**Task to carry out**.
Output the material below in full, exactly as it is.

**Records for the exercise**.

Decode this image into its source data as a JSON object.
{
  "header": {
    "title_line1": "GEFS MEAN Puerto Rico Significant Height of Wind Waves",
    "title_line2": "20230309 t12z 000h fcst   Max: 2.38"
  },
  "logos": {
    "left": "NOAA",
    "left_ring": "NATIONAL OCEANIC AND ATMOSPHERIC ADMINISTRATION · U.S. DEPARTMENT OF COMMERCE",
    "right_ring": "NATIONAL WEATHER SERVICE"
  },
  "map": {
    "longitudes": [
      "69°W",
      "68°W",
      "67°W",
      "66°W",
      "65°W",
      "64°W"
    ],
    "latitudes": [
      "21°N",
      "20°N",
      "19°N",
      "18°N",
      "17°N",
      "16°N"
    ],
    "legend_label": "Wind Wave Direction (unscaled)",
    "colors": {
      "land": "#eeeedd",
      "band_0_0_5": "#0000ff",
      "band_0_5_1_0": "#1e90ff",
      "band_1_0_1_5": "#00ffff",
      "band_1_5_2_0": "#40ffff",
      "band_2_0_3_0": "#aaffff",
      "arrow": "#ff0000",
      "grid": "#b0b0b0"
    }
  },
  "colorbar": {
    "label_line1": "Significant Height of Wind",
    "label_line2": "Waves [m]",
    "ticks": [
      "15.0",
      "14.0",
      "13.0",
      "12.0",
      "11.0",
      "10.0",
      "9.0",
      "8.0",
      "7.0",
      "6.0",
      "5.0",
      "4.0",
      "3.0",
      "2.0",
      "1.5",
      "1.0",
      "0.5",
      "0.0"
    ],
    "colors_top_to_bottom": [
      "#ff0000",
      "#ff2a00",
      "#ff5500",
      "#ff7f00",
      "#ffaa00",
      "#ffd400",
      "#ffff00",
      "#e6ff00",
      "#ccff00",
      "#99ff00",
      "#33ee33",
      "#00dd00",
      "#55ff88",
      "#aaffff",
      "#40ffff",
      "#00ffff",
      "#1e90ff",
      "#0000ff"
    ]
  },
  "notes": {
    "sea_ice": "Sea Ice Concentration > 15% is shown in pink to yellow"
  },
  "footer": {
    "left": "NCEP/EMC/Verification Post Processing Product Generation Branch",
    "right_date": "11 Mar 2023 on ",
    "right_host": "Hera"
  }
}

**Task answer**.
Decode this image into its source data as a JSON object.
{
  "header": {
    "title_line1": "GEFS MEAN Puerto Rico Significant Height of Wind Waves",
    "title_line2": "20230309 t12z 000h fcst   Max: 2.38"
  },
  "logos": {
    "left": "NOAA",
    "left_ring": "NATIONAL OCEANIC AND ATMOSPHERIC ADMINISTRATION · U.S. DEPARTMENT OF COMMERCE",
    "right_ring": "NATIONAL WEATHER SERVICE"
  },
  "map": {
    "longitudes": [
      "69°W",
      "68°W",
      "67°W",
      "66°W",
      "65°W",
      "64°W"
    ],
    "latitudes": [
      "21°N",
      "20°N",
      "19°N",
      "18°N",
      "17°N",
      "16°N"
    ],
    "legend_label": "Wind Wave Direction (unscaled)",
    "colors": {
      "land": "#eeeedd",
      "band_0_0_5": "#0000ff",
      "band_0_5_1_0": "#1e90ff",
      "band_1_0_1_5": "#00ffff",
      "band_1_5_2_0": "#40ffff",
      "band_2_0_3_0": "#aaffff",
      "arrow": "#ff0000",
      "grid": "#b0b0b0"
    }
  },
  "colorbar": {
    "label_line1": "Significant Height of Wind",
    "label_line2": "Waves [m]",
    "ticks": [
      "15.0",
      "14.0",
      "13.0",
      "12.0",
      "11.0",
      "10.0",
      "9.0",
      "8.0",
      "7.0",
      "6.0",
      "5.0",
      "4.0",
      "3.0",
      "2.0",
      "1.5",
      "1.0",
      "0.5",
      "0.0"
    ],
    "colors_top_to_bottom": [
      "#ff0000",
      "#ff2a00",
      "#ff5500",
      "#ff7f00",
      "#ffaa00",
      "#ffd400",
      "#ffff00",
      "#e6ff00",
      "#ccff00",
      "#99ff00",
      "#33ee33",
      "#00dd00",
      "#55ff88",
      "#aaffff",
      "#40ffff",
      "#00ffff",
      "#1e90ff",
      "#0000ff"
    ]
  },
  "notes": {
    "sea_ice": "Sea Ice Concentration > 15% is shown in pink to yellow"
  },
  "footer": {
    "left": "NCEP/EMC/Verification Post Processing Product Generation Branch",
    "right_date": "11 Mar 2023 on ",
    "right_host": "Hera"
  }
}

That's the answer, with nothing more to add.